## begin
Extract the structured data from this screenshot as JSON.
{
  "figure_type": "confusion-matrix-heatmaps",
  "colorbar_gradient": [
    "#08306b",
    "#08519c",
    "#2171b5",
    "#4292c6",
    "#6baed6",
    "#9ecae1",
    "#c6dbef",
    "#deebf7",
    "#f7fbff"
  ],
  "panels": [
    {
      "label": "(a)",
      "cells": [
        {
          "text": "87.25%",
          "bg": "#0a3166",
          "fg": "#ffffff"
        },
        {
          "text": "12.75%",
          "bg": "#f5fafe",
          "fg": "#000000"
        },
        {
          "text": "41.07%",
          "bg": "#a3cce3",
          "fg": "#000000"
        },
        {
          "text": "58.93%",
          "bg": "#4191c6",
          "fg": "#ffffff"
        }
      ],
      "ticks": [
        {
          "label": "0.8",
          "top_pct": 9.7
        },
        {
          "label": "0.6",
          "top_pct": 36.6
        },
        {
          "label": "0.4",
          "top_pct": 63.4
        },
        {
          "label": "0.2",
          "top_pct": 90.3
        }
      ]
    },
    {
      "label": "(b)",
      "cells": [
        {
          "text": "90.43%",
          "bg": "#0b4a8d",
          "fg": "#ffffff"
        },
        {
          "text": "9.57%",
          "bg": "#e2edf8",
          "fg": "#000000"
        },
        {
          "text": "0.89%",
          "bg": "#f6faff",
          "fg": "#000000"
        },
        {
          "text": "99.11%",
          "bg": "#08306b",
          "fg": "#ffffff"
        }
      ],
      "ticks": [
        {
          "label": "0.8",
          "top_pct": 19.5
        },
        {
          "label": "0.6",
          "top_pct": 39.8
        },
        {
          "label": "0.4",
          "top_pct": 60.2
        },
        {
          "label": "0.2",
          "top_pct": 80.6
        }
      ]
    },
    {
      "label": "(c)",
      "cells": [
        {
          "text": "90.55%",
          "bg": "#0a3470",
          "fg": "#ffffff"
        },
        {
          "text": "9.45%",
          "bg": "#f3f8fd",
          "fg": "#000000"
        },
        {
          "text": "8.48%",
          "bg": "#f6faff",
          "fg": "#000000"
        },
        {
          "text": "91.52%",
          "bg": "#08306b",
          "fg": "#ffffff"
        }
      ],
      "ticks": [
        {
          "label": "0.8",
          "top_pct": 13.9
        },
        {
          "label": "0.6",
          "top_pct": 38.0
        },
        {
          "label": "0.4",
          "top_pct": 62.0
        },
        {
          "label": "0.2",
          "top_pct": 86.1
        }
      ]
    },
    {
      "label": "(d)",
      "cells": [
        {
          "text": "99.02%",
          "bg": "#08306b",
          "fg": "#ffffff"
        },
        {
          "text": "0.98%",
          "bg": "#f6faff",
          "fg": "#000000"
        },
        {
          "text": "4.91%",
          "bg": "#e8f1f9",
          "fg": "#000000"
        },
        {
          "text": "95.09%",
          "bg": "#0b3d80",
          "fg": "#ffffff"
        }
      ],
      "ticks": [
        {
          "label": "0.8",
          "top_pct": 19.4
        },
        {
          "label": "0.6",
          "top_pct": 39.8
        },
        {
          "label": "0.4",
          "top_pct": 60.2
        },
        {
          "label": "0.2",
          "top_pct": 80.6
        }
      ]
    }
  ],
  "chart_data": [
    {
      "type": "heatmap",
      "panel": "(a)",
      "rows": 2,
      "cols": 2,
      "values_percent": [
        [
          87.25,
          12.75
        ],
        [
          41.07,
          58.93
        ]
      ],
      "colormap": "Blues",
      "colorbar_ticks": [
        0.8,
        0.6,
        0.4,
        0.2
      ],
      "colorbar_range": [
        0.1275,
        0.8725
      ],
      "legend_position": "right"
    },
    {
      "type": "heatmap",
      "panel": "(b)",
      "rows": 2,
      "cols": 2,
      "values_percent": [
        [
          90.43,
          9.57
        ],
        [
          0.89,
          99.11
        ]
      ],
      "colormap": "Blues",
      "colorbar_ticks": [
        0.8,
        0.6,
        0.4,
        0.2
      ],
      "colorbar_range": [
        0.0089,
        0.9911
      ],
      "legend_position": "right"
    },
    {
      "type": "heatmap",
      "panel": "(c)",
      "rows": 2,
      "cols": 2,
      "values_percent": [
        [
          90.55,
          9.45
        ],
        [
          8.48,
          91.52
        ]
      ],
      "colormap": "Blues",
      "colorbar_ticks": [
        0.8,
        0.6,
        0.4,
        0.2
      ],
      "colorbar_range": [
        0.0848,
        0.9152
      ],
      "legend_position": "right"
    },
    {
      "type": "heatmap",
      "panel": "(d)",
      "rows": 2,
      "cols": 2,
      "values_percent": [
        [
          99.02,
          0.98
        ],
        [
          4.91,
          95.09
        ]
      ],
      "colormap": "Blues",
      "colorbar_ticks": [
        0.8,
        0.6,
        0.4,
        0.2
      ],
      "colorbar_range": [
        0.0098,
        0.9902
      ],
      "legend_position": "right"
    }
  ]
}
## end
EXERCISE PROMPT: Show the data once more, exactly as it was written.

RESULT OF THIS EXERCISE:
Extract the structured data from this screenshot as JSON.
{
  "figure_type": "confusion-matrix-heatmaps",
  "colorbar_gradient": [
    "#08306b",
    "#08519c",
    "#2171b5",
    "#4292c6",
    "#6baed6",
    "#9ecae1",
    "#c6dbef",
    "#deebf7",
    "#f7fbff"
  ],
  "panels": [
    {
      "label": "(a)",
      "cells": [
        {
          "text": "87.25%",
          "bg": "#0a3166",
          "fg": "#ffffff"
        },
        {
          "text": "12.75%",
          "bg": "#f5fafe",
          "fg": "#000000"
        },
        {
          "text": "41.07%",
          "bg": "#a3cce3",
          "fg": "#000000"
        },
        {
          "text": "58.93%",
          "bg": "#4191c6",
          "fg": "#ffffff"
        }
      ],
      "ticks": [
        {
          "label": "0.8",
          "top_pct": 9.7
        },
        {
          "label": "0.6",
          "top_pct": 36.6
        },
        {
          "label": "0.4",
          "top_pct": 63.4
        },
        {
          "label": "0.2",
          "top_pct": 90.3
        }
      ]
    },
    {
      "label": "(b)",
      "cells": [
        {
          "text": "90.43%",
          "bg": "#0b4a8d",
          "fg": "#ffffff"
        },
        {
          "text": "9.57%",
          "bg": "#e2edf8",
          "fg": "#000000"
        },
        {
          "text": "0.89%",
          "bg": "#f6faff",
          "fg": "#000000"
        },
        {
          "text": "99.11%",
          "bg": "#08306b",
          "fg": "#ffffff"
        }
      ],
      "ticks": [
        {
          "label": "0.8",
          "top_pct": 19.5
        },
        {
          "label": "0.6",
          "top_pct": 39.8
        },
        {
          "label": "0.4",
          "top_pct": 60.2
        },
        {
          "label": "0.2",
          "top_pct": 80.6
        }
      ]
    },
    {
      "label": "(c)",
      "cells": [
        {
          "text": "90.55%",
          "bg": "#0a3470",
          "fg": "#ffffff"
        },
        {
          "text": "9.45%",
          "bg": "#f3f8fd",
          "fg": "#000000"
        },
        {
          "text": "8.48%",
          "bg": "#f6faff",
          "fg": "#000000"
        },
        {
          "text": "91.52%",
          "bg": "#08306b",
          "fg": "#ffffff"
        }
      ],
      "ticks": [
        {
          "label": "0.8",
          "top_pct": 13.9
        },
        {
          "label": "0.6",
          "top_pct": 38.0
        },
        {
          "label": "0.4",
          "top_pct": 62.0
        },
        {
          "label": "0.2",
          "top_pct": 86.1
        }
      ]
    },
    {
      "label": "(d)",
      "cells": [
        {
          "text": "99.02%",
          "bg": "#08306b",
          "fg": "#ffffff"
        },
        {
          "text": "0.98%",
          "bg": "#f6faff",
          "fg": "#000000"
        },
        {
          "text": "4.91%",
          "bg": "#e8f1f9",
          "fg": "#000000"
        },
        {
          "text": "95.09%",
          "bg": "#0b3d80",
          "fg": "#ffffff"
        }
      ],
      "ticks": [
        {
          "label": "0.8",
          "top_pct": 19.4
        },
        {
          "label": "0.6",
          "top_pct": 39.8
        },
        {
          "label": "0.4",
          "top_pct": 60.2
        },
        {
          "label": "0.2",
          "top_pct": 80.6
        }
      ]
    }
  ],
  "chart_data": [
    {
      "type": "heatmap",
      "panel": "(a)",
      "rows": 2,
      "cols": 2,
      "values_percent": [
        [
          87.25,
          12.75
        ],
        [
          41.07,
          58.93
        ]
      ],
      "colormap": "Blues",
      "colorbar_ticks": [
        0.8,
        0.6,
        0.4,
        0.2
      ],
      "colorbar_range": [
        0.1275,
        0.8725
      ],
      "legend_position": "right"
    },
    {
      "type": "heatmap",
      "panel": "(b)",
      "rows": 2,
      "cols": 2,
      "values_percent": [
        [
          90.43,
          9.57
        ],
        [
          0.89,
          99.11
        ]
      ],
      "colormap": "Blues",
      "colorbar_ticks": [
        0.8,
        0.6,
        0.4,
        0.2
      ],
      "colorbar_range": [
        0.0089,
        0.9911
      ],
      "legend_position": "right"
    },
    {
      "type": "heatmap",
      "panel": "(c)",
      "rows": 2,
      "cols": 2,
      "values_percent": [
        [
          90.55,
          9.45
        ],
        [
          8.48,
          91.52
        ]
      ],
      "colormap": "Blues",
      "colorbar_ticks": [
        0.8,
        0.6,
        0.4,
        0.2
      ],
      "colorbar_range": [
        0.0848,
        0.9152
      ],
      "legend_position": "right"
    },
    {
      "type": "heatmap",
      "panel": "(d)",
      "rows": 2,
      "cols": 2,
      "values_percent": [
        [
          99.02,
          0.98
        ],
        [
          4.91,
          95.09
        ]
      ],
      "colormap": "Blues",
      "colorbar_ticks": [
        0.8,
        0.6,
        0.4,
        0.2
      ],
      "colorbar_range": [
        0.0098,
        0.9902
      ],
      "legend_position": "right"
    }
  ]
}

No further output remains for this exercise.